▶ **Requirements**
Single out the lines that include the word "وإسناده". Copy them.

※ ※ ※

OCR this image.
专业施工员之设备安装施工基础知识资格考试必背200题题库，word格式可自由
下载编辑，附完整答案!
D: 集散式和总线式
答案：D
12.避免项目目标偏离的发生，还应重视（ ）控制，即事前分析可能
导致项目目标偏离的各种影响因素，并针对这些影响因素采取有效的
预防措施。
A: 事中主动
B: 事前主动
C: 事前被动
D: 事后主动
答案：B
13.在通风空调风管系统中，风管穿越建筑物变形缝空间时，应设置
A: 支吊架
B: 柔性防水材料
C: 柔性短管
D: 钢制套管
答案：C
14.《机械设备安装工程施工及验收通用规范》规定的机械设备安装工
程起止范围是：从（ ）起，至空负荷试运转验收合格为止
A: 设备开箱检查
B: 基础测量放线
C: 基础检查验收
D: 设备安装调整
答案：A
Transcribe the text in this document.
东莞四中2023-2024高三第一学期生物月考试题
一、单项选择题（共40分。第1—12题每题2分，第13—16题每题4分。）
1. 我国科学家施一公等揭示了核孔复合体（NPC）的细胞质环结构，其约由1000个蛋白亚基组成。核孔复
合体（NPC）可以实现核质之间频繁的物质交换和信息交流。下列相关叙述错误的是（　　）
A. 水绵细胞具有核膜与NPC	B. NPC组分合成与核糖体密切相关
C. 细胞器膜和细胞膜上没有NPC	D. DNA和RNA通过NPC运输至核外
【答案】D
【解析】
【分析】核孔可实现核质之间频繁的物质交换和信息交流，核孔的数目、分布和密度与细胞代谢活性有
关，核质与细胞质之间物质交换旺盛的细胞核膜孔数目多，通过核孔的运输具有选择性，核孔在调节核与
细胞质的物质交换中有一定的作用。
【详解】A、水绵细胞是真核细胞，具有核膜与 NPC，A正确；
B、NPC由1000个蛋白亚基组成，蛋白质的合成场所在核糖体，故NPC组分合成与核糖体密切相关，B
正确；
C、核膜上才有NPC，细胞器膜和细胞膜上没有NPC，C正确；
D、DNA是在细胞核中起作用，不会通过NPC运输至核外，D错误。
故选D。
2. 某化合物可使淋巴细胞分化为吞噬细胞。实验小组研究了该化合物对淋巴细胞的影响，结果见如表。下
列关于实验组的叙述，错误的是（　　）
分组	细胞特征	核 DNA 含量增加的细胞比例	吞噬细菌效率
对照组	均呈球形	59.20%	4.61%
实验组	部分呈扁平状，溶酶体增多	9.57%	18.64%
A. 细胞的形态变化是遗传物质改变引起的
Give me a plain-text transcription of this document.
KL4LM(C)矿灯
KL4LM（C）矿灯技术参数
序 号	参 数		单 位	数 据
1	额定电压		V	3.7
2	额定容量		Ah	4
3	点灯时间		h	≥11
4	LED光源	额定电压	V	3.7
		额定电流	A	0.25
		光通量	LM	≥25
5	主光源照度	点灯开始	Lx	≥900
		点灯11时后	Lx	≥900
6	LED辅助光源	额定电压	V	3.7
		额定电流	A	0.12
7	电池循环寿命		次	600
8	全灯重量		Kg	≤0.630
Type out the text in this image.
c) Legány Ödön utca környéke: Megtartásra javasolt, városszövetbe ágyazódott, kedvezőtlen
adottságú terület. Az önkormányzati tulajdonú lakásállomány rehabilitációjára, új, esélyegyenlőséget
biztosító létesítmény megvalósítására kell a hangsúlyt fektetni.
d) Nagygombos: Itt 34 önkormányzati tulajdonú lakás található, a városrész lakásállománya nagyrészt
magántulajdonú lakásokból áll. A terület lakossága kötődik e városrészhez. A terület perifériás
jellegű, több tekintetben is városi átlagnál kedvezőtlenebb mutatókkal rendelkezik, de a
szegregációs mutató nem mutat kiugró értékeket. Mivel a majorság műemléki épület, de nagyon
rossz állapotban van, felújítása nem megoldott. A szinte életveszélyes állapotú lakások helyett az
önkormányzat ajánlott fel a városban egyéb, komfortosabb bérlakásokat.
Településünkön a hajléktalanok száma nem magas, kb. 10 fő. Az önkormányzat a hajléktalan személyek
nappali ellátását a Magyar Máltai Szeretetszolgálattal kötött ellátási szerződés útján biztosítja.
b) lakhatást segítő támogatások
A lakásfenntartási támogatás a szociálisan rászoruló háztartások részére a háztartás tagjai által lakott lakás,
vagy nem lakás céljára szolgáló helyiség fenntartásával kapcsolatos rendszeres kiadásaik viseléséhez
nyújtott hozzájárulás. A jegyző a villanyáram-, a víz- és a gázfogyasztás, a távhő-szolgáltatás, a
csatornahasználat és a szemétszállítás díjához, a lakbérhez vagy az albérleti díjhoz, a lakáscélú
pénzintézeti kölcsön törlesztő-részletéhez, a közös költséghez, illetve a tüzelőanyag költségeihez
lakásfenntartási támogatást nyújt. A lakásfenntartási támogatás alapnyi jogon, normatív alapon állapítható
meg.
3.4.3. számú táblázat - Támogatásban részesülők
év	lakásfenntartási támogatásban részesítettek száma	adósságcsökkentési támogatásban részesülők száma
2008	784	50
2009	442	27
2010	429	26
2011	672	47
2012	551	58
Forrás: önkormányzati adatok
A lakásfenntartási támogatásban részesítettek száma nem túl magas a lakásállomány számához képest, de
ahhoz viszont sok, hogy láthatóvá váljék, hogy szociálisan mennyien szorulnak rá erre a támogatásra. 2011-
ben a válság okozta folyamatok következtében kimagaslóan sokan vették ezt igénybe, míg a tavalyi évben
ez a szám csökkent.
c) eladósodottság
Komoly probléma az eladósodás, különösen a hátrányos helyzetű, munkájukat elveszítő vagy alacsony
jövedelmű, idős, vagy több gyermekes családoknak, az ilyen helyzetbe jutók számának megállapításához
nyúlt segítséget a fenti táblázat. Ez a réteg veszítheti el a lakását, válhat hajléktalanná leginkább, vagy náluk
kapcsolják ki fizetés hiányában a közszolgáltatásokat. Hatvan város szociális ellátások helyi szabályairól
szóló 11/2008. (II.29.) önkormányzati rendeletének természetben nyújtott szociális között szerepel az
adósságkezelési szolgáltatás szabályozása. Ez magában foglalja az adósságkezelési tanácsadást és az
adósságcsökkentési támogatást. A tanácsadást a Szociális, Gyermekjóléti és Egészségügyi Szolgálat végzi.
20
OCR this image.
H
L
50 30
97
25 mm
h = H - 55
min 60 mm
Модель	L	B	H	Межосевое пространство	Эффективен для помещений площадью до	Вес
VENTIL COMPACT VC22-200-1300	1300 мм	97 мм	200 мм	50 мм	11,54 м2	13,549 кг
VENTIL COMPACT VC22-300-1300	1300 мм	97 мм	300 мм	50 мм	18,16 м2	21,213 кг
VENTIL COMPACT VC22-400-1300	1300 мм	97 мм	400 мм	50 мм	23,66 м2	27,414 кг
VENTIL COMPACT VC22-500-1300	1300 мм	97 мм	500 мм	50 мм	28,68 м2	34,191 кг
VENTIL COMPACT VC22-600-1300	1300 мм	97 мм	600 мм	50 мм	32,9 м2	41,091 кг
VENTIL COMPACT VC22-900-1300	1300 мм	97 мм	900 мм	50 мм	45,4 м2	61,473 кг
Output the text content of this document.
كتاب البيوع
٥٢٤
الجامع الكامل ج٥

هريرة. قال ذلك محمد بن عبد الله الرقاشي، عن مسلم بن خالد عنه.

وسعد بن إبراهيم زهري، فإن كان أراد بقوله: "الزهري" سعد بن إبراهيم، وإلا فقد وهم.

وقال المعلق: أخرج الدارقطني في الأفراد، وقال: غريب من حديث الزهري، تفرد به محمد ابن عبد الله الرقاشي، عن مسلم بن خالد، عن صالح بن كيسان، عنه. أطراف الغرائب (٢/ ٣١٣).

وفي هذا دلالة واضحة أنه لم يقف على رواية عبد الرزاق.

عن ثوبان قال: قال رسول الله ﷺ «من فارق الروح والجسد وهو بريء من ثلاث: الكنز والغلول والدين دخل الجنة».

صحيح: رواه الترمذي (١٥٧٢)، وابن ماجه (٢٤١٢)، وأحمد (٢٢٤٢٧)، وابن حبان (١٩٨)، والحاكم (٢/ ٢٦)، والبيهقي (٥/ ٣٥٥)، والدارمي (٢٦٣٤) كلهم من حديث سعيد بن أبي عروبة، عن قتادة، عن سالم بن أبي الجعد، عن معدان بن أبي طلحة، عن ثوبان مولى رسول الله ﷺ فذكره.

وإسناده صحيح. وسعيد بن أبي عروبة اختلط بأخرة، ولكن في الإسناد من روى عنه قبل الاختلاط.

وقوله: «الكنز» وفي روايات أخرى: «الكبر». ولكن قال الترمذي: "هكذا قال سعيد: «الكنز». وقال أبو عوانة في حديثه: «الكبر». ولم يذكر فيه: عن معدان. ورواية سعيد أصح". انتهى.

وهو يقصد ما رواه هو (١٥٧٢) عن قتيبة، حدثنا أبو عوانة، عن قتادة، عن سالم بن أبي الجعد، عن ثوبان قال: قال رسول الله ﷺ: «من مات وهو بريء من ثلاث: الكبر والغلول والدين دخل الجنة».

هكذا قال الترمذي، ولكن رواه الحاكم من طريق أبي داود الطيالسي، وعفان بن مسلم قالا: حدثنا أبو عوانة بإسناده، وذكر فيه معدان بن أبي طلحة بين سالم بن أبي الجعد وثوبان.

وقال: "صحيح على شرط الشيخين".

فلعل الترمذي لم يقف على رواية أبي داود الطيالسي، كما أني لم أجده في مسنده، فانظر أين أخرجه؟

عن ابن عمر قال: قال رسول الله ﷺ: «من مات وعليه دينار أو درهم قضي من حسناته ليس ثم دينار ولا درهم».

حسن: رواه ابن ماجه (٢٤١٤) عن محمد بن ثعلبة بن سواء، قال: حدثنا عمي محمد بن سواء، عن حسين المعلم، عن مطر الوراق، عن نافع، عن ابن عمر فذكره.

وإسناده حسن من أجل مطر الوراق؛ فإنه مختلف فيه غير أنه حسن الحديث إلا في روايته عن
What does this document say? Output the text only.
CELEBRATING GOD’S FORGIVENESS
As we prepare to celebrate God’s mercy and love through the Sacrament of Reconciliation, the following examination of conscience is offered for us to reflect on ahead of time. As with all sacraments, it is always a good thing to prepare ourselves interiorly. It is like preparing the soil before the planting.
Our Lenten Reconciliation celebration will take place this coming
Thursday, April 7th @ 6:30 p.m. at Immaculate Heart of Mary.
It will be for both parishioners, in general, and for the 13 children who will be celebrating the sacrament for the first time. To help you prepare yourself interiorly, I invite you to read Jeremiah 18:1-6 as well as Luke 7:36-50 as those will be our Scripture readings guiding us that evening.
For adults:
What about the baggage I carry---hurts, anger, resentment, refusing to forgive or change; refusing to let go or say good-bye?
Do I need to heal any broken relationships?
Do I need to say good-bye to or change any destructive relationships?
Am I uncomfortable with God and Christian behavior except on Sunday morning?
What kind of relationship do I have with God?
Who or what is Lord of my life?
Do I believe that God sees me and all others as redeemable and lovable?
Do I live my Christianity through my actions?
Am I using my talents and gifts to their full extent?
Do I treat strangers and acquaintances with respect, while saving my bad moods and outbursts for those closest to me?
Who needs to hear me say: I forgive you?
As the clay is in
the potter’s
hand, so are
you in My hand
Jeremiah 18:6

※ ※ ※

▶ **Output for this task**
وإسناده صحيح. وسعيد بن أبي عروبة اختلط بأخرة، ولكن في الإسناد من روى عنه قبل الاختلاط.
وإسناده حسن من أجل مطر الوراق؛ فإنه مختلف فيه غير أنه حسن الحديث إلا في روايته عن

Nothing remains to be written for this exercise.